■ Exercise objective ■
In the material below, find how many lines contain the string "text". Write only that number.

■ Raw records ■
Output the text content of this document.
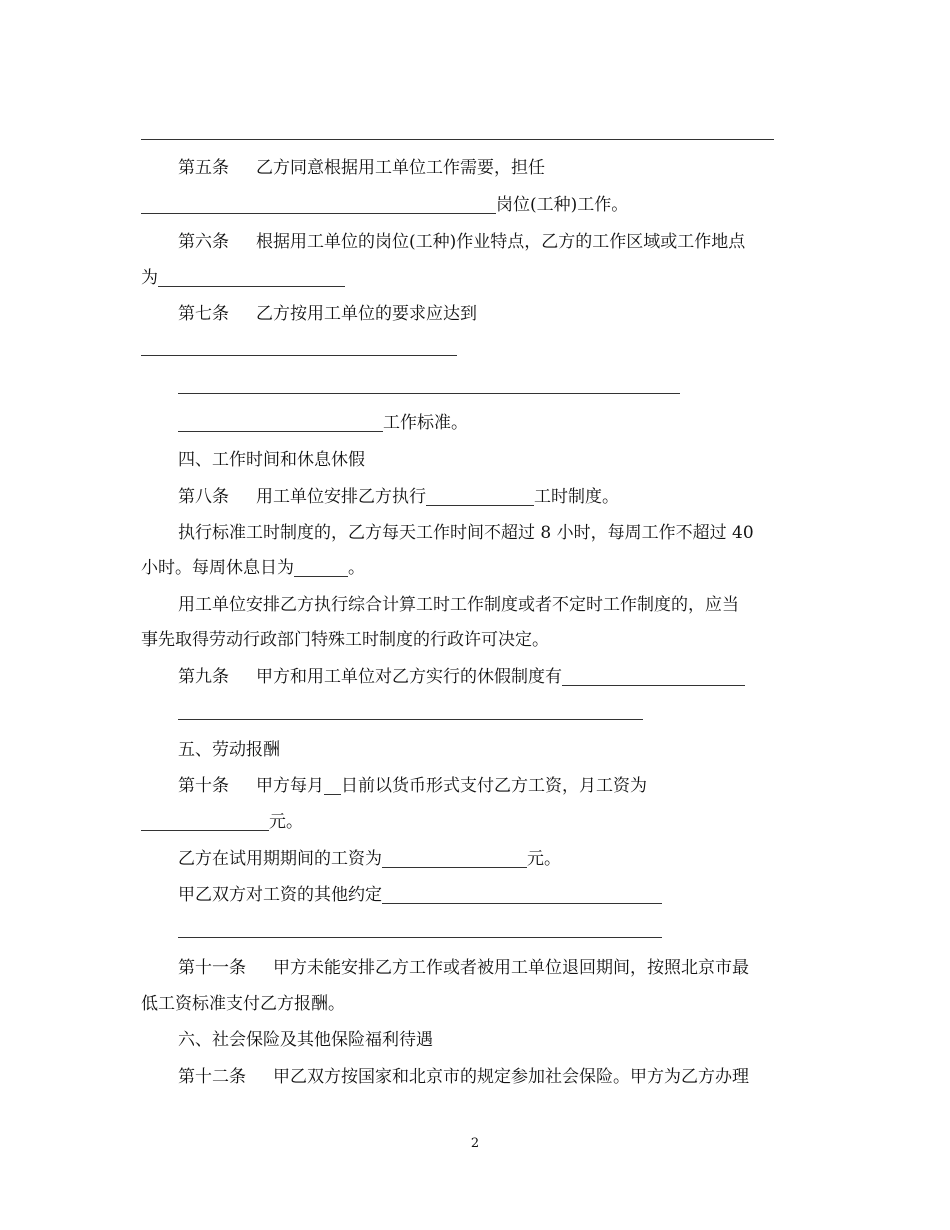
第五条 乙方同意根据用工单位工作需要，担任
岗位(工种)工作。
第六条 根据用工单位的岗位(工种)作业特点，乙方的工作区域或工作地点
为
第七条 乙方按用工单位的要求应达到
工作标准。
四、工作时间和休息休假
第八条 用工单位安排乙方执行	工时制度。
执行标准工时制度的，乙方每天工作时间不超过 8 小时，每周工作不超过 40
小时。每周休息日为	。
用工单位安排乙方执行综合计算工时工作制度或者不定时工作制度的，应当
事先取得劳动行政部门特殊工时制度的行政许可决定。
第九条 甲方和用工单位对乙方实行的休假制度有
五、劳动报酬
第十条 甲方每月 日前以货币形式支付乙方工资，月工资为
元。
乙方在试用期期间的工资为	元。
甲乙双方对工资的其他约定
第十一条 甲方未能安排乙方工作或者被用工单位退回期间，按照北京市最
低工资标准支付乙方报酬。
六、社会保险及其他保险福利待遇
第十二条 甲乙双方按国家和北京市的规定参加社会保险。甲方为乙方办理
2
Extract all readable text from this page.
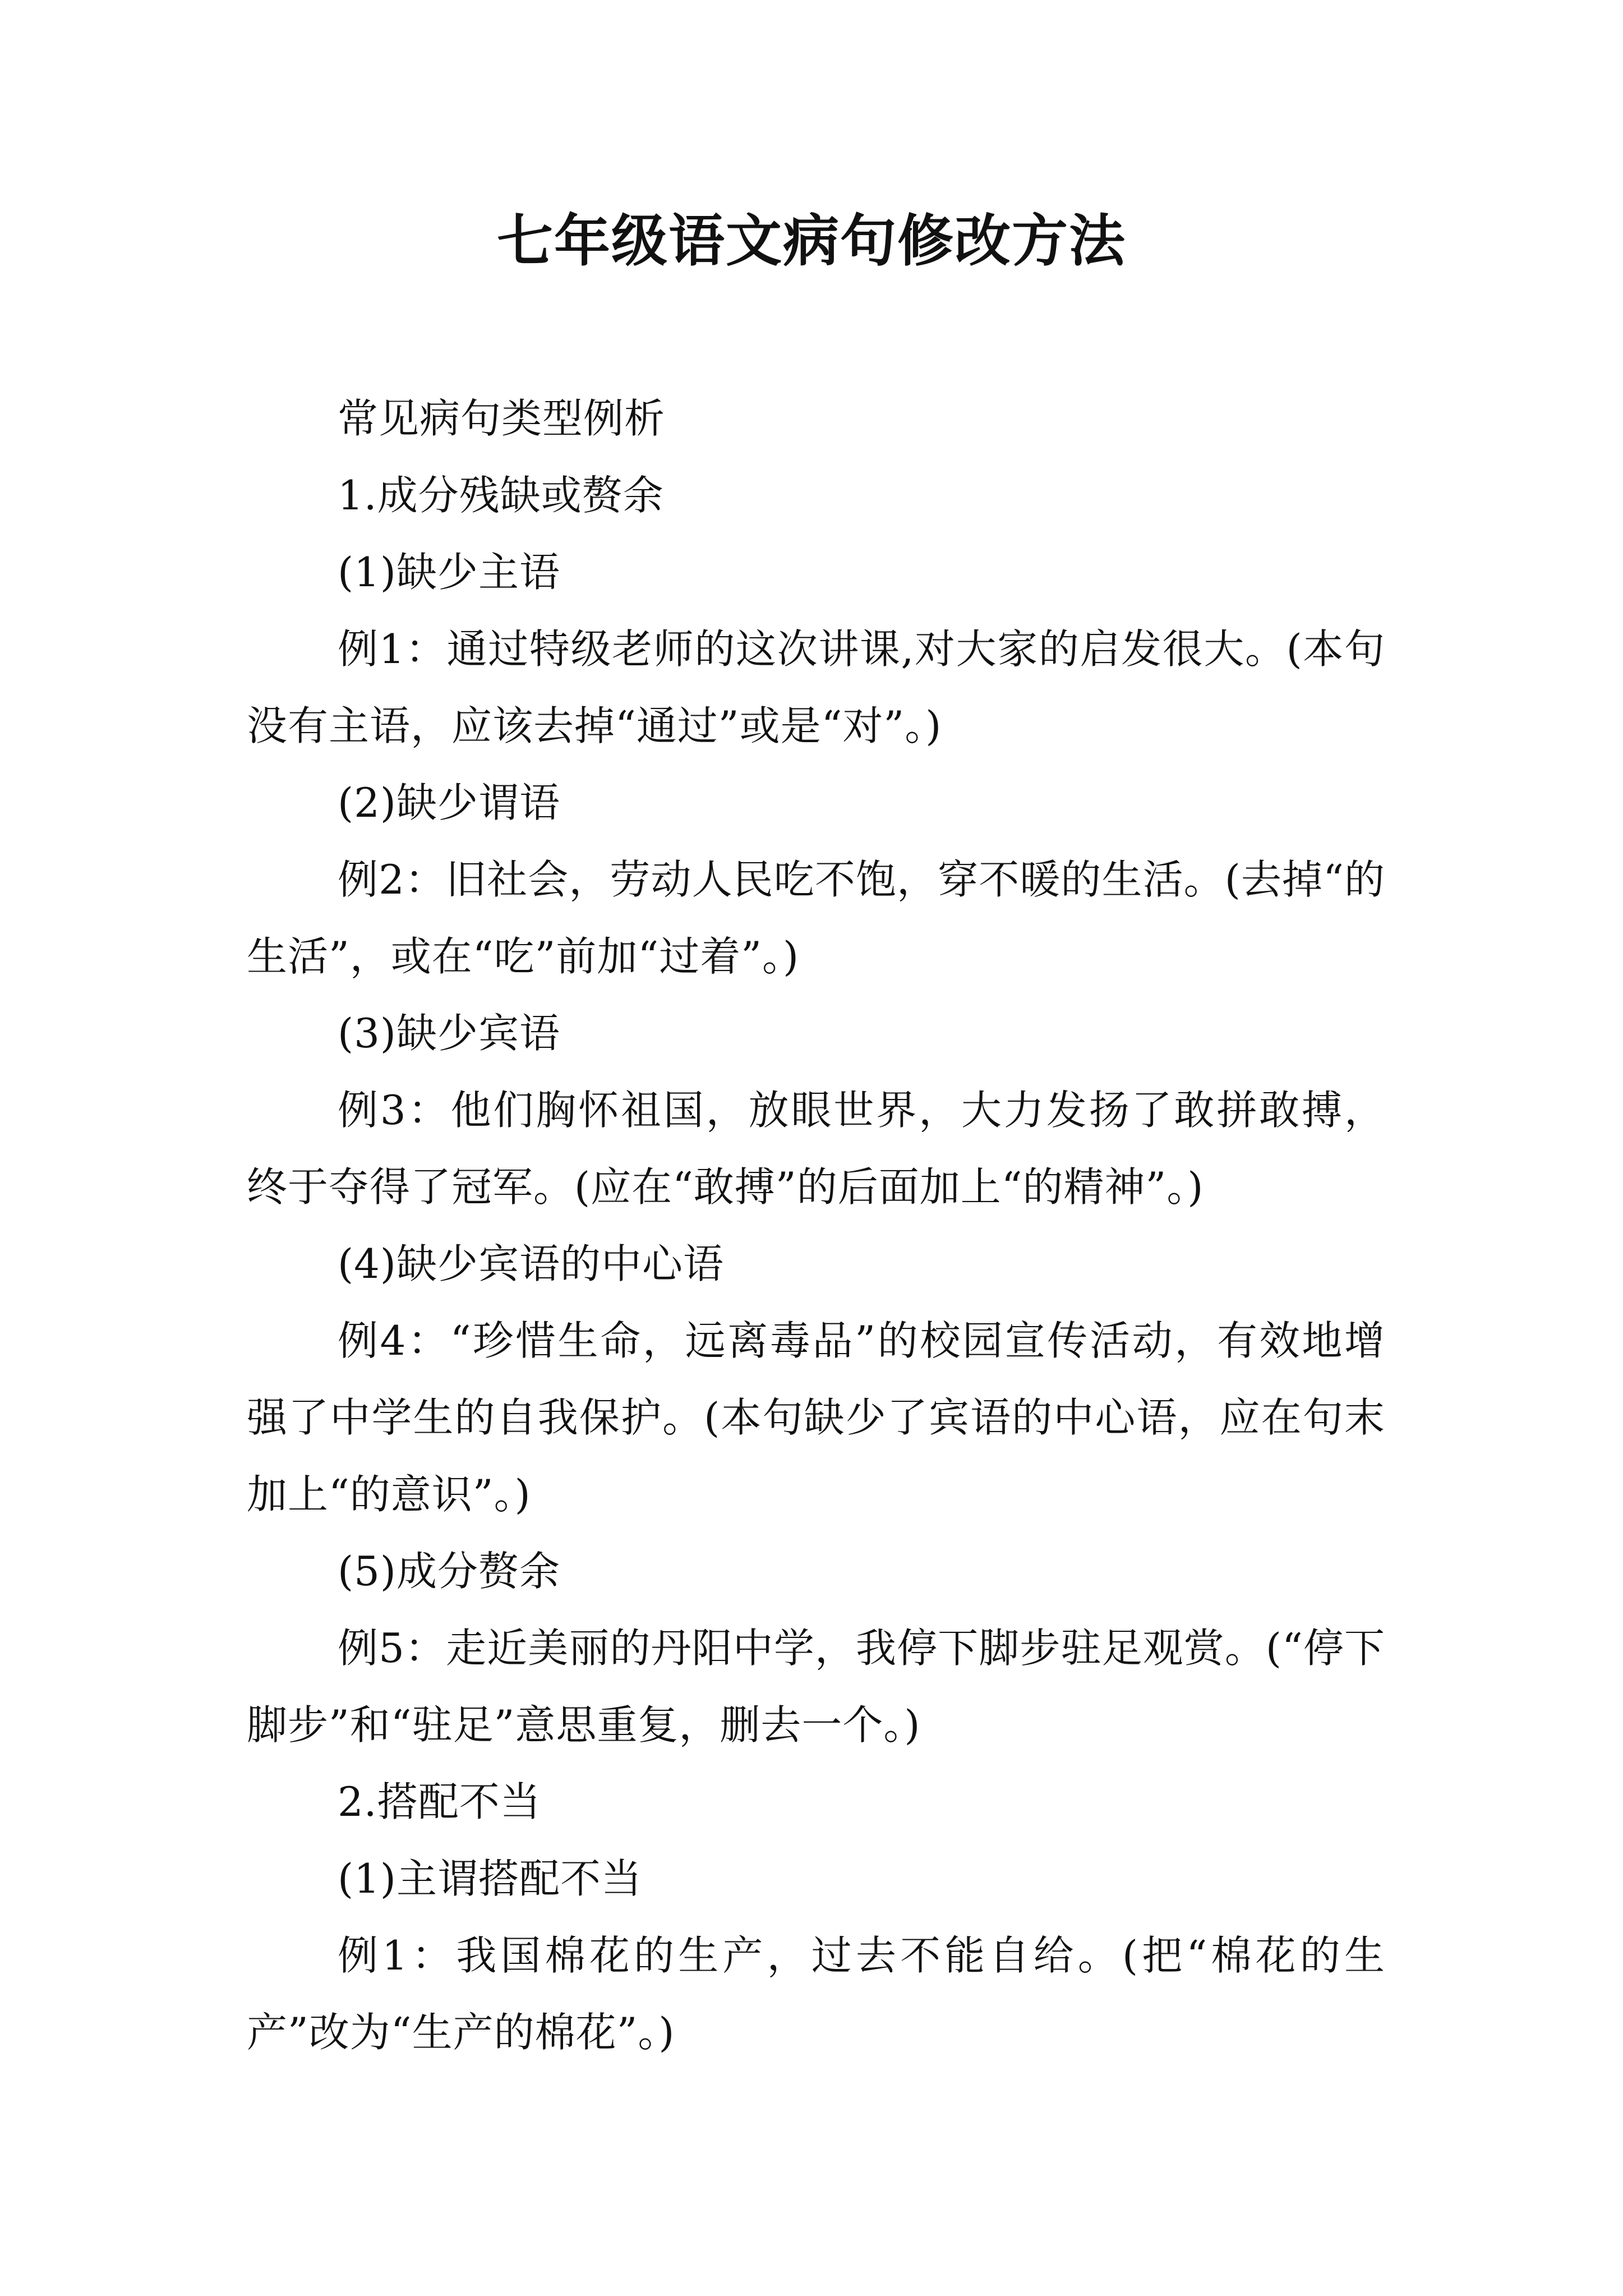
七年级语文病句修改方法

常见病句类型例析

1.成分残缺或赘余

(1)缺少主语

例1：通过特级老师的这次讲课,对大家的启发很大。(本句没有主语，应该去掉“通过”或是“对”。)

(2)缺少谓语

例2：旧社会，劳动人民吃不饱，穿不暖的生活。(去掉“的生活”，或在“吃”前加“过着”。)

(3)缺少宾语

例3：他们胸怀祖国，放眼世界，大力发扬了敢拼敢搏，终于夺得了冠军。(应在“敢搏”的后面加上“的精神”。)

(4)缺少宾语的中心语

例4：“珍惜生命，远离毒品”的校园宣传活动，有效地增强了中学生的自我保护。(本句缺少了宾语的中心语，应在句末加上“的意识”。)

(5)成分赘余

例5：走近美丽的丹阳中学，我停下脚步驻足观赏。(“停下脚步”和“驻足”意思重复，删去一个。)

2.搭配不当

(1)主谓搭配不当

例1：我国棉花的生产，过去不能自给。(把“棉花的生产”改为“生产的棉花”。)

■ Problem solution ■
2